#### [Task requirements]
Each entry must appear again exactly as it does in the source.

==== Excerpted data ====

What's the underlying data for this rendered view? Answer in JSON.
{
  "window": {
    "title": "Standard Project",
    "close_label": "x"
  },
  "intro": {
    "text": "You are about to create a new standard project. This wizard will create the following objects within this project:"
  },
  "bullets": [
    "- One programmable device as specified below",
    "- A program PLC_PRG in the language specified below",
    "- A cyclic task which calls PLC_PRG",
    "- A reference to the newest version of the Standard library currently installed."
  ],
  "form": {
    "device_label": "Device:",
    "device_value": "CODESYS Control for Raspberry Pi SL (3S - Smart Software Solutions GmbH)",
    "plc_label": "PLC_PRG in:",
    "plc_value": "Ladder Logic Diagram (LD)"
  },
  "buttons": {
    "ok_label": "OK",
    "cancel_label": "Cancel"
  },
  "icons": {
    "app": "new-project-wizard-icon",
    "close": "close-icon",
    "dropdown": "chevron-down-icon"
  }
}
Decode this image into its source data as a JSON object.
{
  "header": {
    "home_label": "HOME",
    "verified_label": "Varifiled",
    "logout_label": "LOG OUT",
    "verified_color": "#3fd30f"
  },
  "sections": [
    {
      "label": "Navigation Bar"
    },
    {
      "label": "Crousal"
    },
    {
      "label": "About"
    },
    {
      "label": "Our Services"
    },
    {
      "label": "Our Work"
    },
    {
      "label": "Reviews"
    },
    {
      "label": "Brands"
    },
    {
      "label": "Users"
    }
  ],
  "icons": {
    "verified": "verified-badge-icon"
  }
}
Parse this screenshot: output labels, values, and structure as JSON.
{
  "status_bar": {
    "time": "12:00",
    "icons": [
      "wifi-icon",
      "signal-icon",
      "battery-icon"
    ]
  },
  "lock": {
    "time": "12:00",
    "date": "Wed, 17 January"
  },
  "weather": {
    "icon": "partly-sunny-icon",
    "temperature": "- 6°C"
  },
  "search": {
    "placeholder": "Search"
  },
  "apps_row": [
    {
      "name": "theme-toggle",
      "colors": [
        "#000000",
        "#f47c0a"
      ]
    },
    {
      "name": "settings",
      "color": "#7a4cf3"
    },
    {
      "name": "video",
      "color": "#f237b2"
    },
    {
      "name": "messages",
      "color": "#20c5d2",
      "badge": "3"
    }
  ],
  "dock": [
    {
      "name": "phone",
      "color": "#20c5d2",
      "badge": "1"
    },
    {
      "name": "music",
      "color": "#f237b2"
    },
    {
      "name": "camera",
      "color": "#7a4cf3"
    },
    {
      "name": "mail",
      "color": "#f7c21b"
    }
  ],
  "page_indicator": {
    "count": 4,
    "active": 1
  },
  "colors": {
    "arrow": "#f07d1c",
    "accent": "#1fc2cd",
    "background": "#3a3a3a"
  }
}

====

#### [Task result]
What's the underlying data for this rendered view? Answer in JSON.
{
  "window": {
    "title": "Standard Project",
    "close_label": "x"
  },
  "intro": {
    "text": "You are about to create a new standard project. This wizard will create the following objects within this project:"
  },
  "bullets": [
    "- One programmable device as specified below",
    "- A program PLC_PRG in the language specified below",
    "- A cyclic task which calls PLC_PRG",
    "- A reference to the newest version of the Standard library currently installed."
  ],
  "form": {
    "device_label": "Device:",
    "device_value": "CODESYS Control for Raspberry Pi SL (3S - Smart Software Solutions GmbH)",
    "plc_label": "PLC_PRG in:",
    "plc_value": "Ladder Logic Diagram (LD)"
  },
  "buttons": {
    "ok_label": "OK",
    "cancel_label": "Cancel"
  },
  "icons": {
    "app": "new-project-wizard-icon",
    "close": "close-icon",
    "dropdown": "chevron-down-icon"
  }
}
Decode this image into its source data as a JSON object.
{
  "header": {
    "home_label": "HOME",
    "verified_label": "Varifiled",
    "logout_label": "LOG OUT",
    "verified_color": "#3fd30f"
  },
  "sections": [
    {
      "label": "Navigation Bar"
    },
    {
      "label": "Crousal"
    },
    {
      "label": "About"
    },
    {
      "label": "Our Services"
    },
    {
      "label": "Our Work"
    },
    {
      "label": "Reviews"
    },
    {
      "label": "Brands"
    },
    {
      "label": "Users"
    }
  ],
  "icons": {
    "verified": "verified-badge-icon"
  }
}
Parse this screenshot: output labels, values, and structure as JSON.
{
  "status_bar": {
    "time": "12:00",
    "icons": [
      "wifi-icon",
      "signal-icon",
      "battery-icon"
    ]
  },
  "lock": {
    "time": "12:00",
    "date": "Wed, 17 January"
  },
  "weather": {
    "icon": "partly-sunny-icon",
    "temperature": "- 6°C"
  },
  "search": {
    "placeholder": "Search"
  },
  "apps_row": [
    {
      "name": "theme-toggle",
      "colors": [
        "#000000",
        "#f47c0a"
      ]
    },
    {
      "name": "settings",
      "color": "#7a4cf3"
    },
    {
      "name": "video",
      "color": "#f237b2"
    },
    {
      "name": "messages",
      "color": "#20c5d2",
      "badge": "3"
    }
  ],
  "dock": [
    {
      "name": "phone",
      "color": "#20c5d2",
      "badge": "1"
    },
    {
      "name": "music",
      "color": "#f237b2"
    },
    {
      "name": "camera",
      "color": "#7a4cf3"
    },
    {
      "name": "mail",
      "color": "#f7c21b"
    }
  ],
  "page_indicator": {
    "count": 4,
    "active": 1
  },
  "colors": {
    "arrow": "#f07d1c",
    "accent": "#1fc2cd",
    "background": "#3a3a3a"
  }
}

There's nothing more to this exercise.